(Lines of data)
↓

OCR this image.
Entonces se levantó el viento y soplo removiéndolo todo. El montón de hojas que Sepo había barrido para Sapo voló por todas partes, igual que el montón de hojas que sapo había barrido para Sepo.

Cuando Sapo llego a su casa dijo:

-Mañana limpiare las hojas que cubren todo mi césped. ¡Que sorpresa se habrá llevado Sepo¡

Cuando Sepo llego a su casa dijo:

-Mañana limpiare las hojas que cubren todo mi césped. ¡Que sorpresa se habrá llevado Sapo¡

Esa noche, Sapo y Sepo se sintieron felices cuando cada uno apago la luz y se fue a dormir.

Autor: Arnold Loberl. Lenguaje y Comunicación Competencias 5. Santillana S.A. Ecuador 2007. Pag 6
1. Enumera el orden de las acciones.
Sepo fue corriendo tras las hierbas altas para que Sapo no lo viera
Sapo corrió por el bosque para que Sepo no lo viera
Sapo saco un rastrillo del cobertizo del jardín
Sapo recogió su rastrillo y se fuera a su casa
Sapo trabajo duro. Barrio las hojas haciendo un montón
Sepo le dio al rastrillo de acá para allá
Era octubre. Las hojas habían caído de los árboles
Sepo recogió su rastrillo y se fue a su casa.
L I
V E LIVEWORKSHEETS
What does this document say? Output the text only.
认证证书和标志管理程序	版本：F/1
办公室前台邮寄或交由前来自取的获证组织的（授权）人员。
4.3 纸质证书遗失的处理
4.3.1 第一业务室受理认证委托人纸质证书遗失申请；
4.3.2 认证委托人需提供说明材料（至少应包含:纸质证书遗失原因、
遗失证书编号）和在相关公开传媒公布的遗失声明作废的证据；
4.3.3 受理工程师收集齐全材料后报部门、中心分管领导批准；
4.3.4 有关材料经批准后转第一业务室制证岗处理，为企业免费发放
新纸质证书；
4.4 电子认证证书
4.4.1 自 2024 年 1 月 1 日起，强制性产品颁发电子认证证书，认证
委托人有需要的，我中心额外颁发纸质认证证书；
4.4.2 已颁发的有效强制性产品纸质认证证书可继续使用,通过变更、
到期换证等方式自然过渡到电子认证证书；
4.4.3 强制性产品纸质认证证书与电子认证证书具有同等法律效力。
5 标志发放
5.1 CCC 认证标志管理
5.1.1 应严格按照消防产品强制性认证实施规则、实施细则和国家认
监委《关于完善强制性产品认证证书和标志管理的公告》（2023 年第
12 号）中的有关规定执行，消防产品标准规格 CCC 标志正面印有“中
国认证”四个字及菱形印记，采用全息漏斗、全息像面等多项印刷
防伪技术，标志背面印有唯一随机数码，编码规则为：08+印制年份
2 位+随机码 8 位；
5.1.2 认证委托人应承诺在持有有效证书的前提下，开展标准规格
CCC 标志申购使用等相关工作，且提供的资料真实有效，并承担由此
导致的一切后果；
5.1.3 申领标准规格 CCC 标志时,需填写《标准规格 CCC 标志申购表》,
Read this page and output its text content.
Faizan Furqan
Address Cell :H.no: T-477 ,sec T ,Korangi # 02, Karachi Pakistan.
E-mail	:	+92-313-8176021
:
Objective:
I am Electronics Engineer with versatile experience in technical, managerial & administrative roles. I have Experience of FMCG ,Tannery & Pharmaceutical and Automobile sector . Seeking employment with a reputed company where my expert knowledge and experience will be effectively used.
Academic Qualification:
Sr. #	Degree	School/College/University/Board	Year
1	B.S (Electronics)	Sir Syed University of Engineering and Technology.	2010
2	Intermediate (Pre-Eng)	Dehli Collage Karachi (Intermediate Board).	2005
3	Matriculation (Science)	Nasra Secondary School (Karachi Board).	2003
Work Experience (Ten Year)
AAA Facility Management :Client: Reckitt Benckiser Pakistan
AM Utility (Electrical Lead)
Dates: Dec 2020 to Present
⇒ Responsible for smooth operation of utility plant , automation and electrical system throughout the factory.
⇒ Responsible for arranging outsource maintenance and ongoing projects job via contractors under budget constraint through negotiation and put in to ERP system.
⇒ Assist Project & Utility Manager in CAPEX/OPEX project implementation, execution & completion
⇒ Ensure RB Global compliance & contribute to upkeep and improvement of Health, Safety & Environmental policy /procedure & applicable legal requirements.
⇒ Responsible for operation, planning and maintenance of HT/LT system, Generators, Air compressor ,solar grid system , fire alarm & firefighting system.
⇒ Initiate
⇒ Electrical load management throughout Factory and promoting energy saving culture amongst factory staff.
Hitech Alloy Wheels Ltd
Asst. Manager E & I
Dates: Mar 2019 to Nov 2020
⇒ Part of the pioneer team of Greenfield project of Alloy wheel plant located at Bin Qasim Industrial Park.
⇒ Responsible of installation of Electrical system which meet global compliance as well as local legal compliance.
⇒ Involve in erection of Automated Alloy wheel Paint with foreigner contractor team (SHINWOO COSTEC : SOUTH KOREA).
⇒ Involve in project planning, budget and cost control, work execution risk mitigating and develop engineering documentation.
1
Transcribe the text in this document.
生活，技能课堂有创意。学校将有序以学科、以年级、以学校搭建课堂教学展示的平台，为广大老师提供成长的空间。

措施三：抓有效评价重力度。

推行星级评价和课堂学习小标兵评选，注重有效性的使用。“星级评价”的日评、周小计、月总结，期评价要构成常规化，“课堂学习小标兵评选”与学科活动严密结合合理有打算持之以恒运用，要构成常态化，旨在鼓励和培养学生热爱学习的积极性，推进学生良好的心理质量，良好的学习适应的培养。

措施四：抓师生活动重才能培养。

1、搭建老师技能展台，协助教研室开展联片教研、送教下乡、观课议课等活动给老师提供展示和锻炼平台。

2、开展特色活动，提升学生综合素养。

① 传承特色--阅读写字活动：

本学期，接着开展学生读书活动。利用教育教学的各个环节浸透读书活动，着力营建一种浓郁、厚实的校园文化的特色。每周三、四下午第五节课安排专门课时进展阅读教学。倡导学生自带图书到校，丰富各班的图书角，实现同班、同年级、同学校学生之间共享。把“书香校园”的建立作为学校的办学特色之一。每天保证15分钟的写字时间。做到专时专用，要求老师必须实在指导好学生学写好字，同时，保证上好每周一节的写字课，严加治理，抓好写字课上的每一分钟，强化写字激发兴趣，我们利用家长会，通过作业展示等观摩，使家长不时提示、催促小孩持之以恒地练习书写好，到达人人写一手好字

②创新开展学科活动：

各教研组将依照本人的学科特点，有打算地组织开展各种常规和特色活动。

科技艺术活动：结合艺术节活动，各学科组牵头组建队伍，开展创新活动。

↑

_YOUR TASK_: Count the lines in the records above that contain the word "casa", and give only the number.

_FINISHED EXERCISE_: 4